Start DATA RECORDS

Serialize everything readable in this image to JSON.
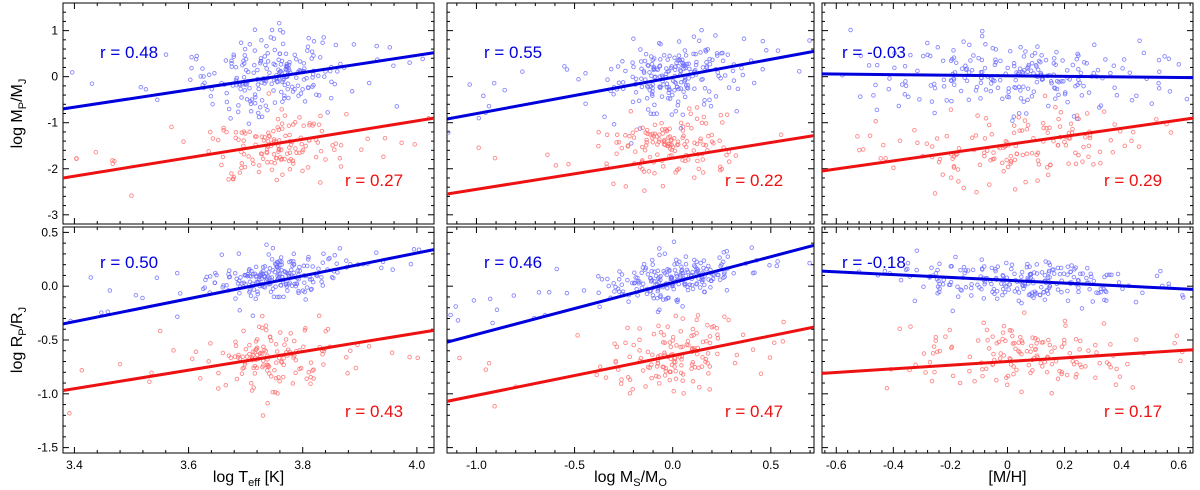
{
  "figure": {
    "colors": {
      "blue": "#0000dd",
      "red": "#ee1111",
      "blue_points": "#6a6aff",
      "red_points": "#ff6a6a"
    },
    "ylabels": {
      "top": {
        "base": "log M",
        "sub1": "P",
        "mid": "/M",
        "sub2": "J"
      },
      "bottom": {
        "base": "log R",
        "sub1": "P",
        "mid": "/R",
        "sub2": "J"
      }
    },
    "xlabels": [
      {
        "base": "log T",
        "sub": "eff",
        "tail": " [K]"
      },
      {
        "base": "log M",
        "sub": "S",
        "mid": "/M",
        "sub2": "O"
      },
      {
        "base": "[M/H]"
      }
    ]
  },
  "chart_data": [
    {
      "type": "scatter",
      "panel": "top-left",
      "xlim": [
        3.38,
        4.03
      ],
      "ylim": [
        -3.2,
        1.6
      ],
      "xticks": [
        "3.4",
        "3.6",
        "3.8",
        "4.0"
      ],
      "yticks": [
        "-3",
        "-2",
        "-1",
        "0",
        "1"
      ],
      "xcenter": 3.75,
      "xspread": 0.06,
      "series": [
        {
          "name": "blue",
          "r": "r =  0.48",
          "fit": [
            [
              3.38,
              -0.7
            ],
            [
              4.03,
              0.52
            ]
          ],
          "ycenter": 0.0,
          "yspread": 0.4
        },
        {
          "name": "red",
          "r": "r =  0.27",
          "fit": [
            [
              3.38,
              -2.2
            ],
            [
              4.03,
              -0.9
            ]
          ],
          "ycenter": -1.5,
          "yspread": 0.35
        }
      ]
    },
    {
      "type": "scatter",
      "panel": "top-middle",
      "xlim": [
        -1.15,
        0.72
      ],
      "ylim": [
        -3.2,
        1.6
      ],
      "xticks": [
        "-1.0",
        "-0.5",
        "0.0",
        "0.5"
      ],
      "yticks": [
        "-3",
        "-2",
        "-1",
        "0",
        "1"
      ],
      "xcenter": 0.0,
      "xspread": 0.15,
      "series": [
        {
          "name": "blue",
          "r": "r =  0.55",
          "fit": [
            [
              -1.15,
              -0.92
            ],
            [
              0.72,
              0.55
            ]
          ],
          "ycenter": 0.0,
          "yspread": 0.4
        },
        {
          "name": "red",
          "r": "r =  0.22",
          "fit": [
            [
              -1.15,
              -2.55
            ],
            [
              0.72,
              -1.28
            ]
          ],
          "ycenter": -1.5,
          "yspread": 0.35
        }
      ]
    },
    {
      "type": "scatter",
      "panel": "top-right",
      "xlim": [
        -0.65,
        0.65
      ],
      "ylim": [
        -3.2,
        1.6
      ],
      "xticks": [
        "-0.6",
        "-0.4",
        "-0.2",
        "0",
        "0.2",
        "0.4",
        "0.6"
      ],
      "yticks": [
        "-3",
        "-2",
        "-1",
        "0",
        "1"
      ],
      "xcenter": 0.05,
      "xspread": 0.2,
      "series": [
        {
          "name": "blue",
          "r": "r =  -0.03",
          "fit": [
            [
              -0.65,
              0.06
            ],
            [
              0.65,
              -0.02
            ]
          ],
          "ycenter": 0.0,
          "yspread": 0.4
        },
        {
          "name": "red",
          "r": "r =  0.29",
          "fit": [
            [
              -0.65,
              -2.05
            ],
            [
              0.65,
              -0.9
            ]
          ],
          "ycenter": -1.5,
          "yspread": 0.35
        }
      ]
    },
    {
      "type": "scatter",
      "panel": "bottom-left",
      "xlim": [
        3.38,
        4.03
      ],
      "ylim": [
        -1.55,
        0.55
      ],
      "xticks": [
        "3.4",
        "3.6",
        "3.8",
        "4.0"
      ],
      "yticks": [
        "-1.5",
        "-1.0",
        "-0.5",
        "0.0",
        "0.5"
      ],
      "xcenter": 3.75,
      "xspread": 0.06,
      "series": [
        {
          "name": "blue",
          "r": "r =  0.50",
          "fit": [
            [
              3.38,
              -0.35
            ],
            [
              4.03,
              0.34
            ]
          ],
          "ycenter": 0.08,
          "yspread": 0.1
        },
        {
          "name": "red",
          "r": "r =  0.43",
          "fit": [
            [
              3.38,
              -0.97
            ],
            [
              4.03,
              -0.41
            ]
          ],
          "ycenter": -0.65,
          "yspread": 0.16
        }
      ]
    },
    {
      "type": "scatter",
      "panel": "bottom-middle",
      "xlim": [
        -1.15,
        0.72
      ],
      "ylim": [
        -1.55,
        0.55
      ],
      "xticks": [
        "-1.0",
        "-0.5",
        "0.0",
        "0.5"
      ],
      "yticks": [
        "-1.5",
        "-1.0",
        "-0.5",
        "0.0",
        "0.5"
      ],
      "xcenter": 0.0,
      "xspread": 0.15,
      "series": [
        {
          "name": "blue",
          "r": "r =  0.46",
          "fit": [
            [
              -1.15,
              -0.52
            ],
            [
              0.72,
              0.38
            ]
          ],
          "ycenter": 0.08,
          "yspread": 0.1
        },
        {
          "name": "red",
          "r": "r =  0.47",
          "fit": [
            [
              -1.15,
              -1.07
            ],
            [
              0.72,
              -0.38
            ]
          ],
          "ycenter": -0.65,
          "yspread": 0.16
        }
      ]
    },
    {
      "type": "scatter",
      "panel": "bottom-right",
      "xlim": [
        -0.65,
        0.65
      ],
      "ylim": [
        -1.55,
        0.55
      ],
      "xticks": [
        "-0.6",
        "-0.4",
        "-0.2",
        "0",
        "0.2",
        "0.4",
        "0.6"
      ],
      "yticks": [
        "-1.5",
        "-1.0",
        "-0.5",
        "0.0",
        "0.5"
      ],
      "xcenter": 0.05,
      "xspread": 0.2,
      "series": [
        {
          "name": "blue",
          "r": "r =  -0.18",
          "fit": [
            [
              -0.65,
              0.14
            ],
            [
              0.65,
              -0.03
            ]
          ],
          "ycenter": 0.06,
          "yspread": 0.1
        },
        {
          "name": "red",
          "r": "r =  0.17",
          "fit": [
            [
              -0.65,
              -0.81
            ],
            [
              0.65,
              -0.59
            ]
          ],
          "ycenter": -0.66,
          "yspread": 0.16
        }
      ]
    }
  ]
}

End DATA RECORDS
Start DATA RECORDS

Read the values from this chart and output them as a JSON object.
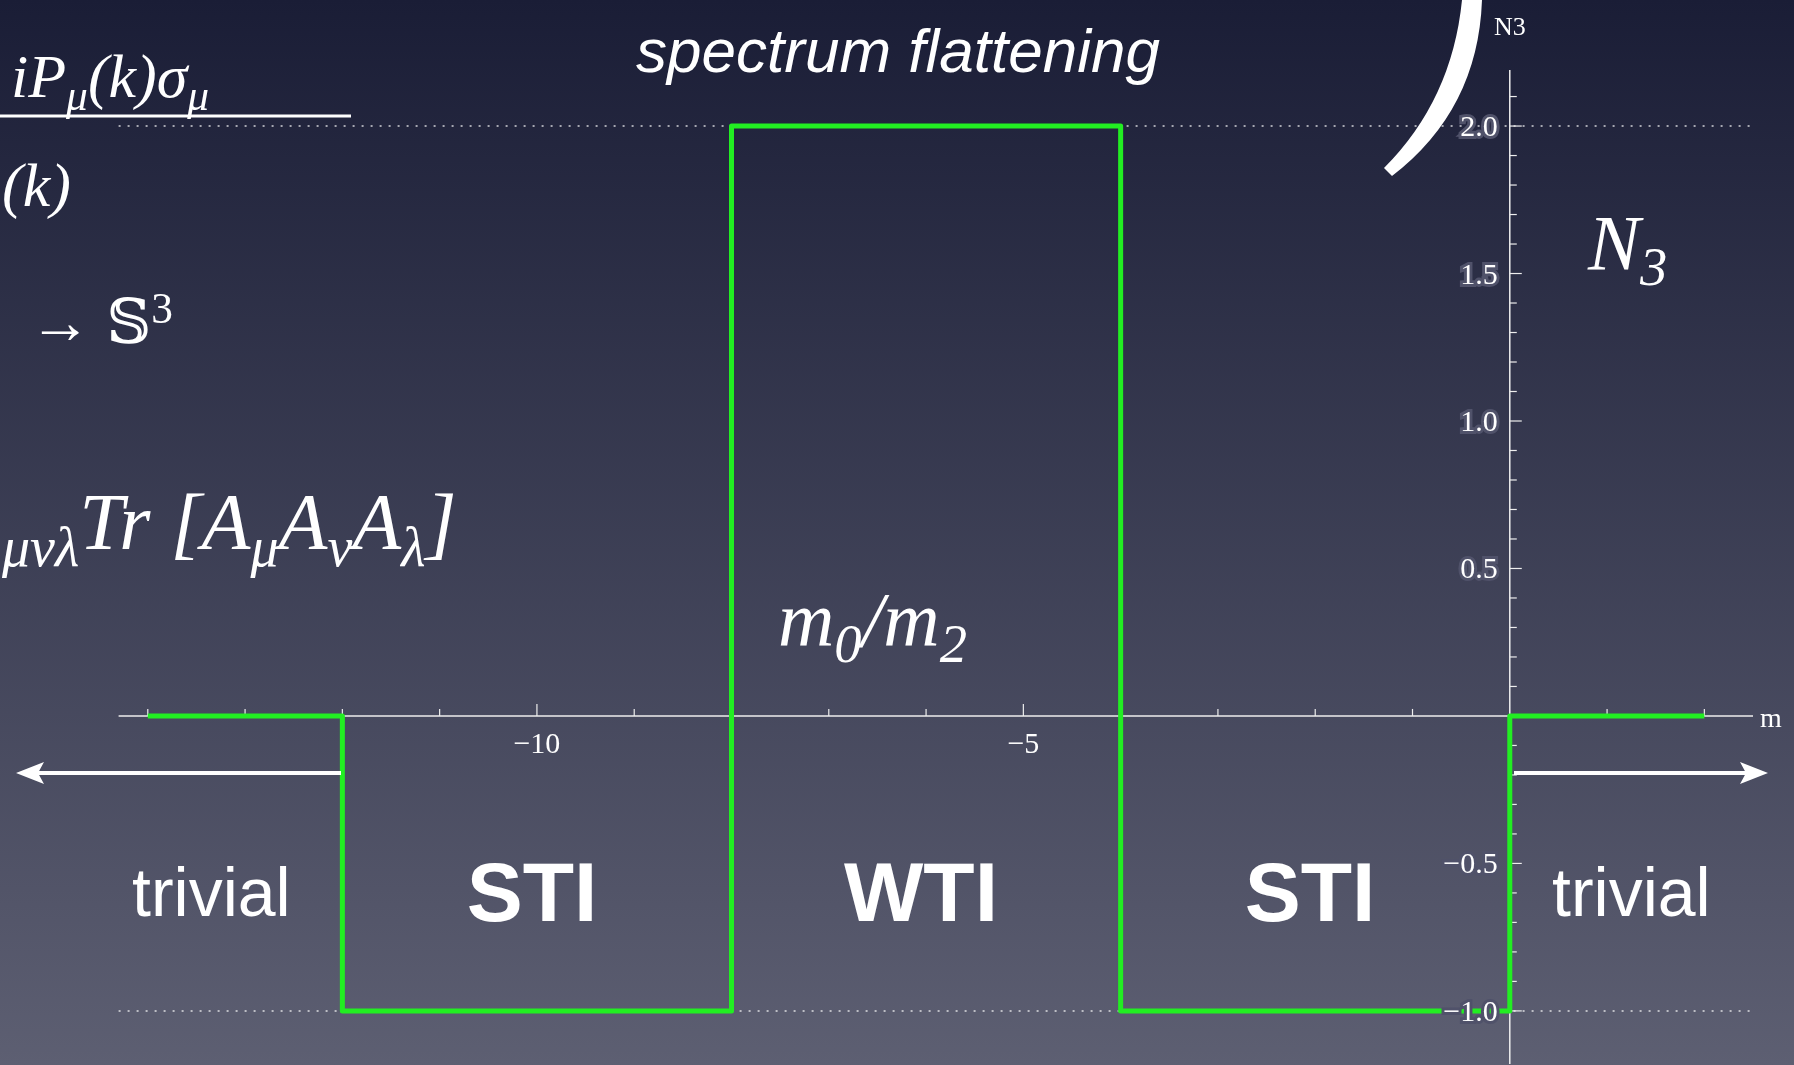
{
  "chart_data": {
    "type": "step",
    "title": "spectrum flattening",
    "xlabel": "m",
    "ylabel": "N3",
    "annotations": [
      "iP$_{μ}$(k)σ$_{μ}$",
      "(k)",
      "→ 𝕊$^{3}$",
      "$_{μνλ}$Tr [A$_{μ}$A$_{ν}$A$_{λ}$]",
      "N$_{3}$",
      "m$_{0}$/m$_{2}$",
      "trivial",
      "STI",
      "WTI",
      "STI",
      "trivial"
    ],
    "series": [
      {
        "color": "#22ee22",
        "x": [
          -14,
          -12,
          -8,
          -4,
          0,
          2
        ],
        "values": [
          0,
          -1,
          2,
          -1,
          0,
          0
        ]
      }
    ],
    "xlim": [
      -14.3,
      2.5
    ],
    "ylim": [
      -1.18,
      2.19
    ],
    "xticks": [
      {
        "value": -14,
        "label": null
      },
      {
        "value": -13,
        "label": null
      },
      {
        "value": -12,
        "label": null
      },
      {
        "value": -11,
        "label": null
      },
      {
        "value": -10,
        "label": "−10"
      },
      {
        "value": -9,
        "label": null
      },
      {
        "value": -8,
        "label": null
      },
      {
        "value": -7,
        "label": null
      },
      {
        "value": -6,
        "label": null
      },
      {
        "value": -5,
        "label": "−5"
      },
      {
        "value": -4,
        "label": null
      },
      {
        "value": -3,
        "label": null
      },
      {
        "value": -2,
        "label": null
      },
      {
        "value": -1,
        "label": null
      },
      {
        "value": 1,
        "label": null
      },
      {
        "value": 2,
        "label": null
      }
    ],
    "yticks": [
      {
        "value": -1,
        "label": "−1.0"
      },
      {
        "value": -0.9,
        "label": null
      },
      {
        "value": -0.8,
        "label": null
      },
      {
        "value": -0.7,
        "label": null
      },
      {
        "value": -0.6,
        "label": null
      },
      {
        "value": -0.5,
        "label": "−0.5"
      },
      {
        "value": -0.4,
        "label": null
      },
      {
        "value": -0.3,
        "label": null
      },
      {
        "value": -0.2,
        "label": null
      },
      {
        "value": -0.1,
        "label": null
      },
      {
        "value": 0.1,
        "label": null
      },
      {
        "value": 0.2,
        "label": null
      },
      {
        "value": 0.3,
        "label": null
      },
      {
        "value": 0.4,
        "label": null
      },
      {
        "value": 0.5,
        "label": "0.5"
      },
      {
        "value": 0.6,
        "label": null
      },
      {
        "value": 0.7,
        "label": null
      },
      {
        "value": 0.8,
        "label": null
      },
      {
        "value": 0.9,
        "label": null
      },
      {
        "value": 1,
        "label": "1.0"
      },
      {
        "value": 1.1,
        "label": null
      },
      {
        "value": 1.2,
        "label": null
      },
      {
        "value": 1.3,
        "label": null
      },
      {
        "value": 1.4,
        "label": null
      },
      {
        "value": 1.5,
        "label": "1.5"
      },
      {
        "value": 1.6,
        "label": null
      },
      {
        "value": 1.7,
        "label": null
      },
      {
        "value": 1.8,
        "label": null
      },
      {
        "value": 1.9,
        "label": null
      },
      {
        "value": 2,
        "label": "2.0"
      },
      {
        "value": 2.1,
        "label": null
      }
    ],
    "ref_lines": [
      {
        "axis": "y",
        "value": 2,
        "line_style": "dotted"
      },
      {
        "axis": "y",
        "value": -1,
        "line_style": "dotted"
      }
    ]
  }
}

End DATA RECORDS

PROBLEM STATEMENT >>
Check each line of the records for the word "this", and show the lines that contain it.

THE COMPLETED TASK >>
Serialize everything readable in this image to JSON.
Read the values from this chart and output them as a JSON object.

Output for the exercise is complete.